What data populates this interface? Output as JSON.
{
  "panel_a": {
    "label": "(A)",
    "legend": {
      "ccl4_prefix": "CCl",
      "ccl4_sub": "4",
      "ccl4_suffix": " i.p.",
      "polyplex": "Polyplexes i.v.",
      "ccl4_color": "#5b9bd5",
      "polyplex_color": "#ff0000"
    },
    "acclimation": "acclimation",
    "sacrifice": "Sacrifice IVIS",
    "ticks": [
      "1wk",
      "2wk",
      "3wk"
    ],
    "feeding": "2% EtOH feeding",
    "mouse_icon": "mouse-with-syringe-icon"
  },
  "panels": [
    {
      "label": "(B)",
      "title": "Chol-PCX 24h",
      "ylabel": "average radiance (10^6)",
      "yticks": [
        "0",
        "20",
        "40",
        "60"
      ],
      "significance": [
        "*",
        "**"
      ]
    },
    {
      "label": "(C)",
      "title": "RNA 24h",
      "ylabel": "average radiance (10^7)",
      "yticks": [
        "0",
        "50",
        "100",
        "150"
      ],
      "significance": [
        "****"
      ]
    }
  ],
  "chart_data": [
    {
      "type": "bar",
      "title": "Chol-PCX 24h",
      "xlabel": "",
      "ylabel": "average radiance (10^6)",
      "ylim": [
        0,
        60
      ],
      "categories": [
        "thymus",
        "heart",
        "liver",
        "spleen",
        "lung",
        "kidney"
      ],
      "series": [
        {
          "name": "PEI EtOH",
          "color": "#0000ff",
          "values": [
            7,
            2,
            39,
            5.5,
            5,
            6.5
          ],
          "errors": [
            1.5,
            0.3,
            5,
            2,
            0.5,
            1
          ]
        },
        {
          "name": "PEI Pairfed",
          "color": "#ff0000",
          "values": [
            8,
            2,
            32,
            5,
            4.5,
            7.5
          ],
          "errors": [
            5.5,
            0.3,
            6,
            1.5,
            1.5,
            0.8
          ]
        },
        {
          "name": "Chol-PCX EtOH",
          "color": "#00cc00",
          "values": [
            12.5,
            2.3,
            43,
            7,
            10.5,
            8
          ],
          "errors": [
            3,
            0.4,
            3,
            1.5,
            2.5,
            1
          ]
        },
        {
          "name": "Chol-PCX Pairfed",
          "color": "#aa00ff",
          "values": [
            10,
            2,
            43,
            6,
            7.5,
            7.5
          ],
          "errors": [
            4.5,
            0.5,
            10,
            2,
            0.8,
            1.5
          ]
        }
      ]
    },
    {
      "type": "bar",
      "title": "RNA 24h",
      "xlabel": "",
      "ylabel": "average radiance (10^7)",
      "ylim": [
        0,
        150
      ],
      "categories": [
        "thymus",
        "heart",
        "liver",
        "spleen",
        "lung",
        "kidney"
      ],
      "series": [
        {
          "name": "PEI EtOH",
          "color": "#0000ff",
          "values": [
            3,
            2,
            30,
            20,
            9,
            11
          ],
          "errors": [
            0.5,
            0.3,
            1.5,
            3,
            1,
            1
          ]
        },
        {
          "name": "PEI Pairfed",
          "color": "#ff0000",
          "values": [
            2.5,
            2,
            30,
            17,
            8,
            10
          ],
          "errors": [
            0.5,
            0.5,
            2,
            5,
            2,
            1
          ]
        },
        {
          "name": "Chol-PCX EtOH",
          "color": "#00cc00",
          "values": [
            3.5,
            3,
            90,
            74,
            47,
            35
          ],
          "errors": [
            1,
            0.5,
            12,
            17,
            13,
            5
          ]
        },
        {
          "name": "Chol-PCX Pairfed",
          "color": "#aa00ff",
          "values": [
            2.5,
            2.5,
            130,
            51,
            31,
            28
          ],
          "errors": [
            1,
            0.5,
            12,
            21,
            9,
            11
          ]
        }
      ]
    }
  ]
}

> BRIEF
Your task is to print the whole listing again exactly.

> OUTPUT OF THE EXERCISE
What data populates this interface? Output as JSON.
{
  "panel_a": {
    "label": "(A)",
    "legend": {
      "ccl4_prefix": "CCl",
      "ccl4_sub": "4",
      "ccl4_suffix": " i.p.",
      "polyplex": "Polyplexes i.v.",
      "ccl4_color": "#5b9bd5",
      "polyplex_color": "#ff0000"
    },
    "acclimation": "acclimation",
    "sacrifice": "Sacrifice IVIS",
    "ticks": [
      "1wk",
      "2wk",
      "3wk"
    ],
    "feeding": "2% EtOH feeding",
    "mouse_icon": "mouse-with-syringe-icon"
  },
  "panels": [
    {
      "label": "(B)",
      "title": "Chol-PCX 24h",
      "ylabel": "average radiance (10^6)",
      "yticks": [
        "0",
        "20",
        "40",
        "60"
      ],
      "significance": [
        "*",
        "**"
      ]
    },
    {
      "label": "(C)",
      "title": "RNA 24h",
      "ylabel": "average radiance (10^7)",
      "yticks": [
        "0",
        "50",
        "100",
        "150"
      ],
      "significance": [
        "****"
      ]
    }
  ],
  "chart_data": [
    {
      "type": "bar",
      "title": "Chol-PCX 24h",
      "xlabel": "",
      "ylabel": "average radiance (10^6)",
      "ylim": [
        0,
        60
      ],
      "categories": [
        "thymus",
        "heart",
        "liver",
        "spleen",
        "lung",
        "kidney"
      ],
      "series": [
        {
          "name": "PEI EtOH",
          "color": "#0000ff",
          "values": [
            7,
            2,
            39,
            5.5,
            5,
            6.5
          ],
          "errors": [
            1.5,
            0.3,
            5,
            2,
            0.5,
            1
          ]
        },
        {
          "name": "PEI Pairfed",
          "color": "#ff0000",
          "values": [
            8,
            2,
            32,
            5,
            4.5,
            7.5
          ],
          "errors": [
            5.5,
            0.3,
            6,
            1.5,
            1.5,
            0.8
          ]
        },
        {
          "name": "Chol-PCX EtOH",
          "color": "#00cc00",
          "values": [
            12.5,
            2.3,
            43,
            7,
            10.5,
            8
          ],
          "errors": [
            3,
            0.4,
            3,
            1.5,
            2.5,
            1
          ]
        },
        {
          "name": "Chol-PCX Pairfed",
          "color": "#aa00ff",
          "values": [
            10,
            2,
            43,
            6,
            7.5,
            7.5
          ],
          "errors": [
            4.5,
            0.5,
            10,
            2,
            0.8,
            1.5
          ]
        }
      ]
    },
    {
      "type": "bar",
      "title": "RNA 24h",
      "xlabel": "",
      "ylabel": "average radiance (10^7)",
      "ylim": [
        0,
        150
      ],
      "categories": [
        "thymus",
        "heart",
        "liver",
        "spleen",
        "lung",
        "kidney"
      ],
      "series": [
        {
          "name": "PEI EtOH",
          "color": "#0000ff",
          "values": [
            3,
            2,
            30,
            20,
            9,
            11
          ],
          "errors": [
            0.5,
            0.3,
            1.5,
            3,
            1,
            1
          ]
        },
        {
          "name": "PEI Pairfed",
          "color": "#ff0000",
          "values": [
            2.5,
            2,
            30,
            17,
            8,
            10
          ],
          "errors": [
            0.5,
            0.5,
            2,
            5,
            2,
            1
          ]
        },
        {
          "name": "Chol-PCX EtOH",
          "color": "#00cc00",
          "values": [
            3.5,
            3,
            90,
            74,
            47,
            35
          ],
          "errors": [
            1,
            0.5,
            12,
            17,
            13,
            5
          ]
        },
        {
          "name": "Chol-PCX Pairfed",
          "color": "#aa00ff",
          "values": [
            2.5,
            2.5,
            130,
            51,
            31,
            28
          ],
          "errors": [
            1,
            0.5,
            12,
            21,
            9,
            11
          ]
        }
      ]
    }
  ]
}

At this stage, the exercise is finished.